**Request**
Please print all of the material below, word for word.

**Dataset records**
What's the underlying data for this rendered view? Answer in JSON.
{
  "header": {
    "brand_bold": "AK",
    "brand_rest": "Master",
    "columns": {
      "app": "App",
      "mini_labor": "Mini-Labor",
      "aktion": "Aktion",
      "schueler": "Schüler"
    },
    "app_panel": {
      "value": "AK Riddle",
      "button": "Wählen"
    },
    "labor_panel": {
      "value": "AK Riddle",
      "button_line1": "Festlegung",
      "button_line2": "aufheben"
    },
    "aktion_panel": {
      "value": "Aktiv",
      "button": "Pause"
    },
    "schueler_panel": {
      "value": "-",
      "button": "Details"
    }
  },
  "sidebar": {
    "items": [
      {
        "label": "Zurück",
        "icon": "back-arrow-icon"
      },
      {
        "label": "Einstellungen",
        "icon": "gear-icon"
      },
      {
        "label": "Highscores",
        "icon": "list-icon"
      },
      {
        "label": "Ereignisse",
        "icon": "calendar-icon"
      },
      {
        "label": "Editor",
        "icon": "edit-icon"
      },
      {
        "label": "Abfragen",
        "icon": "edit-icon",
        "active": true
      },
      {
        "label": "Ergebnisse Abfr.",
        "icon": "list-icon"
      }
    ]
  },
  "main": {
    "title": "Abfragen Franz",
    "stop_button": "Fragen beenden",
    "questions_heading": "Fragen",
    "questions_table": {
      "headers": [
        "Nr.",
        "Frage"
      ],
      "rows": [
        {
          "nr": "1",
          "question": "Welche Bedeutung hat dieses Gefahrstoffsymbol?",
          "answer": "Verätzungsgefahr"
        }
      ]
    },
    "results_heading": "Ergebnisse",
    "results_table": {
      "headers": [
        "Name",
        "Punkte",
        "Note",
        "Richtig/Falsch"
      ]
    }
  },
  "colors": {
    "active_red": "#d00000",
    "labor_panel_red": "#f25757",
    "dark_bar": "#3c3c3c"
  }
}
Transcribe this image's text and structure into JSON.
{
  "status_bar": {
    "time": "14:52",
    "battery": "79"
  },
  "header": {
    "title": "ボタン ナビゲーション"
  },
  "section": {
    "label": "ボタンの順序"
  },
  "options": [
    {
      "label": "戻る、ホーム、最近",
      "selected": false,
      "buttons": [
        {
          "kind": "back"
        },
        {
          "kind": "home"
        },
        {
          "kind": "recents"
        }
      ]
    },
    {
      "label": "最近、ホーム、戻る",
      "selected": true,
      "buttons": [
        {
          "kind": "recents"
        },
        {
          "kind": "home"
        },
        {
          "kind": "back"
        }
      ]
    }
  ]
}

**Solution to the problem**
What's the underlying data for this rendered view? Answer in JSON.
{
  "header": {
    "brand_bold": "AK",
    "brand_rest": "Master",
    "columns": {
      "app": "App",
      "mini_labor": "Mini-Labor",
      "aktion": "Aktion",
      "schueler": "Schüler"
    },
    "app_panel": {
      "value": "AK Riddle",
      "button": "Wählen"
    },
    "labor_panel": {
      "value": "AK Riddle",
      "button_line1": "Festlegung",
      "button_line2": "aufheben"
    },
    "aktion_panel": {
      "value": "Aktiv",
      "button": "Pause"
    },
    "schueler_panel": {
      "value": "-",
      "button": "Details"
    }
  },
  "sidebar": {
    "items": [
      {
        "label": "Zurück",
        "icon": "back-arrow-icon"
      },
      {
        "label": "Einstellungen",
        "icon": "gear-icon"
      },
      {
        "label": "Highscores",
        "icon": "list-icon"
      },
      {
        "label": "Ereignisse",
        "icon": "calendar-icon"
      },
      {
        "label": "Editor",
        "icon": "edit-icon"
      },
      {
        "label": "Abfragen",
        "icon": "edit-icon",
        "active": true
      },
      {
        "label": "Ergebnisse Abfr.",
        "icon": "list-icon"
      }
    ]
  },
  "main": {
    "title": "Abfragen Franz",
    "stop_button": "Fragen beenden",
    "questions_heading": "Fragen",
    "questions_table": {
      "headers": [
        "Nr.",
        "Frage"
      ],
      "rows": [
        {
          "nr": "1",
          "question": "Welche Bedeutung hat dieses Gefahrstoffsymbol?",
          "answer": "Verätzungsgefahr"
        }
      ]
    },
    "results_heading": "Ergebnisse",
    "results_table": {
      "headers": [
        "Name",
        "Punkte",
        "Note",
        "Richtig/Falsch"
      ]
    }
  },
  "colors": {
    "active_red": "#d00000",
    "labor_panel_red": "#f25757",
    "dark_bar": "#3c3c3c"
  }
}
Transcribe this image's text and structure into JSON.
{
  "status_bar": {
    "time": "14:52",
    "battery": "79"
  },
  "header": {
    "title": "ボタン ナビゲーション"
  },
  "section": {
    "label": "ボタンの順序"
  },
  "options": [
    {
      "label": "戻る、ホーム、最近",
      "selected": false,
      "buttons": [
        {
          "kind": "back"
        },
        {
          "kind": "home"
        },
        {
          "kind": "recents"
        }
      ]
    },
    {
      "label": "最近、ホーム、戻る",
      "selected": true,
      "buttons": [
        {
          "kind": "recents"
        },
        {
          "kind": "home"
        },
        {
          "kind": "back"
        }
      ]
    }
  ]
}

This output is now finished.